(THE REQUEST): Copy every entry exactly as given, minus the images.

(DATA IN THIS EXERCISE):
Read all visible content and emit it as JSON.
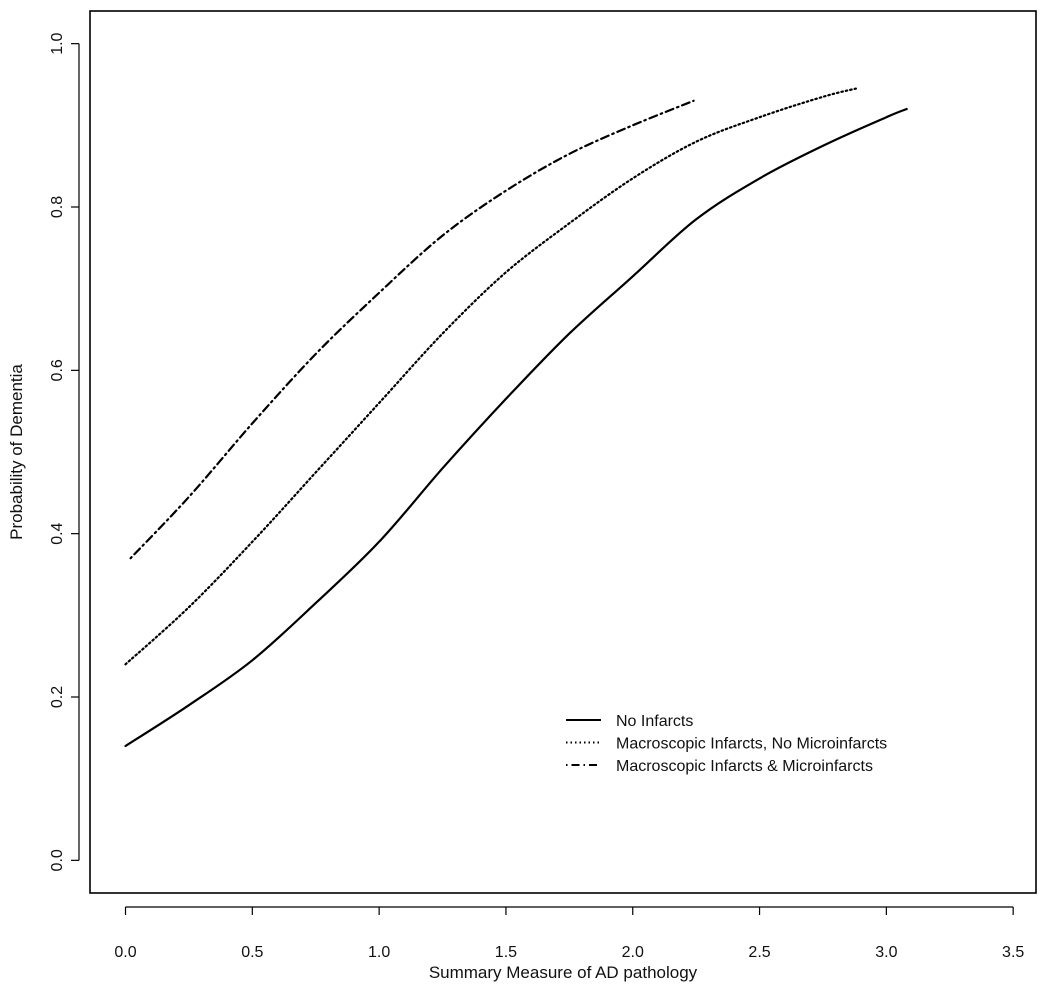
{
  "chart_data": {
    "type": "line",
    "title": "",
    "xlabel": "Summary Measure of AD pathology",
    "ylabel": "Probability of Dementia",
    "xlim": [
      -0.14,
      3.59
    ],
    "ylim": [
      -0.04,
      1.04
    ],
    "xticks": [
      0.0,
      0.5,
      1.0,
      1.5,
      2.0,
      2.5,
      3.0,
      3.5
    ],
    "xtick_labels": [
      "0.0",
      "0.5",
      "1.0",
      "1.5",
      "2.0",
      "2.5",
      "3.0",
      "3.5"
    ],
    "yticks": [
      0.0,
      0.2,
      0.4,
      0.6,
      0.8,
      1.0
    ],
    "ytick_labels": [
      "0.0",
      "0.2",
      "0.4",
      "0.6",
      "0.8",
      "1.0"
    ],
    "grid": false,
    "legend_position": "bottom-right",
    "series": [
      {
        "name": "No Infarcts",
        "style": "solid",
        "x": [
          0.0,
          0.25,
          0.5,
          0.75,
          1.0,
          1.25,
          1.5,
          1.75,
          2.0,
          2.25,
          2.5,
          2.75,
          3.0,
          3.08
        ],
        "y": [
          0.14,
          0.19,
          0.245,
          0.315,
          0.39,
          0.48,
          0.565,
          0.645,
          0.715,
          0.785,
          0.835,
          0.875,
          0.91,
          0.92
        ]
      },
      {
        "name": "Macroscopic Infarcts, No Microinfarcts",
        "style": "dotted",
        "x": [
          0.0,
          0.25,
          0.5,
          0.75,
          1.0,
          1.25,
          1.5,
          1.75,
          2.0,
          2.25,
          2.5,
          2.75,
          2.88
        ],
        "y": [
          0.24,
          0.31,
          0.39,
          0.475,
          0.56,
          0.645,
          0.72,
          0.78,
          0.835,
          0.88,
          0.91,
          0.935,
          0.945
        ]
      },
      {
        "name": "Macroscopic Infarcts & Microinfarcts",
        "style": "dotdash",
        "x": [
          0.02,
          0.25,
          0.5,
          0.75,
          1.0,
          1.25,
          1.5,
          1.75,
          2.0,
          2.24
        ],
        "y": [
          0.37,
          0.445,
          0.535,
          0.62,
          0.695,
          0.765,
          0.82,
          0.865,
          0.9,
          0.93
        ]
      }
    ]
  }
}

(THE OUTPUT):
Read all visible content and emit it as JSON.
{
  "chart_data": {
    "type": "line",
    "title": "",
    "xlabel": "Summary Measure of AD pathology",
    "ylabel": "Probability of Dementia",
    "xlim": [
      -0.14,
      3.59
    ],
    "ylim": [
      -0.04,
      1.04
    ],
    "xticks": [
      0.0,
      0.5,
      1.0,
      1.5,
      2.0,
      2.5,
      3.0,
      3.5
    ],
    "xtick_labels": [
      "0.0",
      "0.5",
      "1.0",
      "1.5",
      "2.0",
      "2.5",
      "3.0",
      "3.5"
    ],
    "yticks": [
      0.0,
      0.2,
      0.4,
      0.6,
      0.8,
      1.0
    ],
    "ytick_labels": [
      "0.0",
      "0.2",
      "0.4",
      "0.6",
      "0.8",
      "1.0"
    ],
    "grid": false,
    "legend_position": "bottom-right",
    "series": [
      {
        "name": "No Infarcts",
        "style": "solid",
        "x": [
          0.0,
          0.25,
          0.5,
          0.75,
          1.0,
          1.25,
          1.5,
          1.75,
          2.0,
          2.25,
          2.5,
          2.75,
          3.0,
          3.08
        ],
        "y": [
          0.14,
          0.19,
          0.245,
          0.315,
          0.39,
          0.48,
          0.565,
          0.645,
          0.715,
          0.785,
          0.835,
          0.875,
          0.91,
          0.92
        ]
      },
      {
        "name": "Macroscopic Infarcts, No Microinfarcts",
        "style": "dotted",
        "x": [
          0.0,
          0.25,
          0.5,
          0.75,
          1.0,
          1.25,
          1.5,
          1.75,
          2.0,
          2.25,
          2.5,
          2.75,
          2.88
        ],
        "y": [
          0.24,
          0.31,
          0.39,
          0.475,
          0.56,
          0.645,
          0.72,
          0.78,
          0.835,
          0.88,
          0.91,
          0.935,
          0.945
        ]
      },
      {
        "name": "Macroscopic Infarcts & Microinfarcts",
        "style": "dotdash",
        "x": [
          0.02,
          0.25,
          0.5,
          0.75,
          1.0,
          1.25,
          1.5,
          1.75,
          2.0,
          2.24
        ],
        "y": [
          0.37,
          0.445,
          0.535,
          0.62,
          0.695,
          0.765,
          0.82,
          0.865,
          0.9,
          0.93
        ]
      }
    ]
  }
}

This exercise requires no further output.